Copy each line below that contains "které".
*****
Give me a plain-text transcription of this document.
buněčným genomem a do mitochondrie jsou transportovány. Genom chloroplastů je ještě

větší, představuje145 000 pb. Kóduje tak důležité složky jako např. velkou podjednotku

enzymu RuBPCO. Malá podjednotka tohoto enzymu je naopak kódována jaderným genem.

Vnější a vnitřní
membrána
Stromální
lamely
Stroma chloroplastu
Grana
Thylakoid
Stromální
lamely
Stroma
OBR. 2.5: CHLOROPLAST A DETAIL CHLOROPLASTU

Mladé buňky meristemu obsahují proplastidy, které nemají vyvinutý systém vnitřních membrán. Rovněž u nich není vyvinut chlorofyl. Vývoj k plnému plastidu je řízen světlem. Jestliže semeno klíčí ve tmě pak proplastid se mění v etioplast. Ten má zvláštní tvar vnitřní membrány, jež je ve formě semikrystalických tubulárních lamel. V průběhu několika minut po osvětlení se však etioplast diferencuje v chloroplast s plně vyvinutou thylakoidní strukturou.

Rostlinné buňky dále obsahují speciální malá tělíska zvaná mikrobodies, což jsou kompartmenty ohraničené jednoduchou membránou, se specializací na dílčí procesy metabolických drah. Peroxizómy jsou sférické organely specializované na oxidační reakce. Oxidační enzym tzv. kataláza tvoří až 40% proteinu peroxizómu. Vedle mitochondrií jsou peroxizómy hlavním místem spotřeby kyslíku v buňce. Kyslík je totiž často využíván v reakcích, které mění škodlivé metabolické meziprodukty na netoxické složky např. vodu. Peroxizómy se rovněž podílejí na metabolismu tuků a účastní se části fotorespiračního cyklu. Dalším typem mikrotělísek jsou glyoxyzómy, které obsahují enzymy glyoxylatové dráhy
*****
▶ EXERCISE ANSWER
Mladé buňky meristemu obsahují proplastidy, které nemají vyvinutý systém vnitřních membrán. Rovněž u nich není vyvinut chlorofyl. Vývoj k plnému plastidu je řízen světlem. Jestliže semeno klíčí ve tmě pak proplastid se mění v etioplast. Ten má zvláštní tvar vnitřní membrány, jež je ve formě semikrystalických tubulárních lamel. V průběhu několika minut po osvětlení se však etioplast diferencuje v chloroplast s plně vyvinutou thylakoidní strukturou.
Rostlinné buňky dále obsahují speciální malá tělíska zvaná mikrobodies, což jsou kompartmenty ohraničené jednoduchou membránou, se specializací na dílčí procesy metabolických drah. Peroxizómy jsou sférické organely specializované na oxidační reakce. Oxidační enzym tzv. kataláza tvoří až 40% proteinu peroxizómu. Vedle mitochondrií jsou peroxizómy hlavním místem spotřeby kyslíku v buňce. Kyslík je totiž často využíván v reakcích, které mění škodlivé metabolické meziprodukty na netoxické složky např. vodu. Peroxizómy se rovněž podílejí na metabolismu tuků a účastní se části fotorespiračního cyklu. Dalším typem mikrotělísek jsou glyoxyzómy, které obsahují enzymy glyoxylatové dráhy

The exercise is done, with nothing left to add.